**Document excerpt**
It is clear from the form of the recursion that there is a sequence $\{y_n\}_{n=1}^\infty$ such that $x_n=\frac{y_n}{y_{n+1}}$.

$$\frac{y_{n+1}}{y_{n+2}}=\frac{1}{4-\frac{y_n}{y_{n+1}}}=\frac{y_{n+1}}{4y_{n+1}-y_{n+2}}\implies y_{n+2}=4y_{n+1}-y_n$$.

The base case is $y_1=3$ and $y_2=1$.

$$\lambda^2=4\lambda-1\implies \lambda=2\pm\sqrt{3}\implies y_n=C_+(2+\sqrt{3})^n+C_-(2-\sqrt{3})^n$$

We don't need to solve for the two constants, but their values are $C_{\pm}=\frac{33\mp 19\sqrt{3}}{6}$.

**Your task**
Copy the recurrence derivation word for word from "It is clear" to "is $y_1=3$ and $y_2=1$.". The listing that comes next is separate material, unrelated to the recurrence derivation.

**Records provided**
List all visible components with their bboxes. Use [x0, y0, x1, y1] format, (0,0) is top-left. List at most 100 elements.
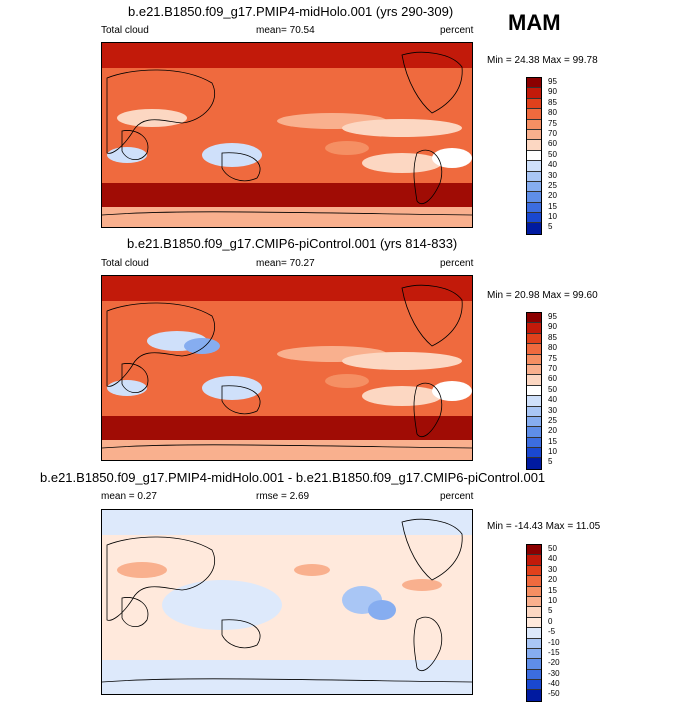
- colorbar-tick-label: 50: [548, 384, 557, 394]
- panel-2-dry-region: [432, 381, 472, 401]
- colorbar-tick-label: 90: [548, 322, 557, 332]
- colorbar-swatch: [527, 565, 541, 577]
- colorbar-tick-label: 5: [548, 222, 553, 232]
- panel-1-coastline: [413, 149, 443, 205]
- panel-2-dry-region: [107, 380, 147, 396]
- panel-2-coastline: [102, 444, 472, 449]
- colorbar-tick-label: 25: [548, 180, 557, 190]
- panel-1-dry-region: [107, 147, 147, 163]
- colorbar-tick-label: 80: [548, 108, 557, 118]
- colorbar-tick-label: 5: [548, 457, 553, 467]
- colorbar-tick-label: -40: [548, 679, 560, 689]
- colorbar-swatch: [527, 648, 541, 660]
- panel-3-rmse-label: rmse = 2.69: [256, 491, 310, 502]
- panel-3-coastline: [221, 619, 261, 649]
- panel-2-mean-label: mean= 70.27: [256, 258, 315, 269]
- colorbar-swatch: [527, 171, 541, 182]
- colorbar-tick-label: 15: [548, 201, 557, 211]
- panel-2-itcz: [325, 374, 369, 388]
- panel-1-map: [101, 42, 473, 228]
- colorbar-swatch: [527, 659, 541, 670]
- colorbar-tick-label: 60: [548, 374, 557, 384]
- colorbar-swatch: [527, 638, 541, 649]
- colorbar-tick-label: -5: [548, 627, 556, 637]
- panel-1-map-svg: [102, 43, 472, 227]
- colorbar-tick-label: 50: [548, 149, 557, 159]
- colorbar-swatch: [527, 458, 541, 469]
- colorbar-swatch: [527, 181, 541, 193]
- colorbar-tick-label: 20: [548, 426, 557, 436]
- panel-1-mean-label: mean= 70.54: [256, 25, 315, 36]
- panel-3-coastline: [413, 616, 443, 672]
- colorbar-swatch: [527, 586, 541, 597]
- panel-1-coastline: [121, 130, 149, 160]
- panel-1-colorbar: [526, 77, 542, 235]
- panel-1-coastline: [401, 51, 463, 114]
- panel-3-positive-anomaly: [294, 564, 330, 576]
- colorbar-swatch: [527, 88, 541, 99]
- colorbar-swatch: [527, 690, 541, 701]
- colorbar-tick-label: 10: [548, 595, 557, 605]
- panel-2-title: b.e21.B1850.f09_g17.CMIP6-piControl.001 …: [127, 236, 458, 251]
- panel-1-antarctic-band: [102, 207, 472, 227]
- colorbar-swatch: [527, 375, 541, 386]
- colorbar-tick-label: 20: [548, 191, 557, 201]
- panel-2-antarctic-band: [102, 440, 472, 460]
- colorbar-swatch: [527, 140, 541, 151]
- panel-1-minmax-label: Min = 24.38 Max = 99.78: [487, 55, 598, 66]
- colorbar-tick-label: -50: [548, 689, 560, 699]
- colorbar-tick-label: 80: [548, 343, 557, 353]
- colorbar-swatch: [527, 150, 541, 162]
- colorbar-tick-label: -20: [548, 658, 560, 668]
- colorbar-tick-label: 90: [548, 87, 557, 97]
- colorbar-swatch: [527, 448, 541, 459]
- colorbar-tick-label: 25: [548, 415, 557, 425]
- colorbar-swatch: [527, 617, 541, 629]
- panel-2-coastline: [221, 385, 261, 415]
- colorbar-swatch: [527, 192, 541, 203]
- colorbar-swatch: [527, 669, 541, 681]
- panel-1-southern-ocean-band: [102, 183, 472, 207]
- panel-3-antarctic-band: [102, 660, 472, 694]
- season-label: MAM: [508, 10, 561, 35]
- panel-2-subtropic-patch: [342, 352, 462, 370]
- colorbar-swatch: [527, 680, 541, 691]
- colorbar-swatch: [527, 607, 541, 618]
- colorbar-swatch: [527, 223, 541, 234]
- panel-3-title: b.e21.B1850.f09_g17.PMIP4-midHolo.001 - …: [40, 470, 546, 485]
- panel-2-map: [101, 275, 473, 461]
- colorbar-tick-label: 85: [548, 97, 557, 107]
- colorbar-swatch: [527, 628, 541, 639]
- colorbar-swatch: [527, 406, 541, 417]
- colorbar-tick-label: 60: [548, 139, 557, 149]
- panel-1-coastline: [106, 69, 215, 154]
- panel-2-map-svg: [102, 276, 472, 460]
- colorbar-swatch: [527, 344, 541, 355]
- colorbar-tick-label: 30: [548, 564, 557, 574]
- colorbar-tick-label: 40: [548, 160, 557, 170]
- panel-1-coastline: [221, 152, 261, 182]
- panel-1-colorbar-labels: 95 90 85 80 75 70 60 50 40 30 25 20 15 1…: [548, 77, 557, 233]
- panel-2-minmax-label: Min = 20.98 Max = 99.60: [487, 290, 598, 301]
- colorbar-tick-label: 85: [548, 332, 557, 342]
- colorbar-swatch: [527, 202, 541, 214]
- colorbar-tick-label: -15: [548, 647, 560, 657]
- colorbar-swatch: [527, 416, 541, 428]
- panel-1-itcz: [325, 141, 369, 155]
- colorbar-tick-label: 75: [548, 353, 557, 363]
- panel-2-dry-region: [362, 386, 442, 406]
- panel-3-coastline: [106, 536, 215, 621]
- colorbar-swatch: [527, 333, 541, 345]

**Written solution**
It is clear from the form of the recursion that there is a sequence $\{y_n\}_{n=1}^\infty$ such that $x_n=\frac{y_n}{y_{n+1}}$.

$$\frac{y_{n+1}}{y_{n+2}}=\frac{1}{4-\frac{y_n}{y_{n+1}}}=\frac{y_{n+1}}{4y_{n+1}-y_{n+2}}\implies y_{n+2}=4y_{n+1}-y_n$$.

The base case is $y_1=3$ and $y_2=1$.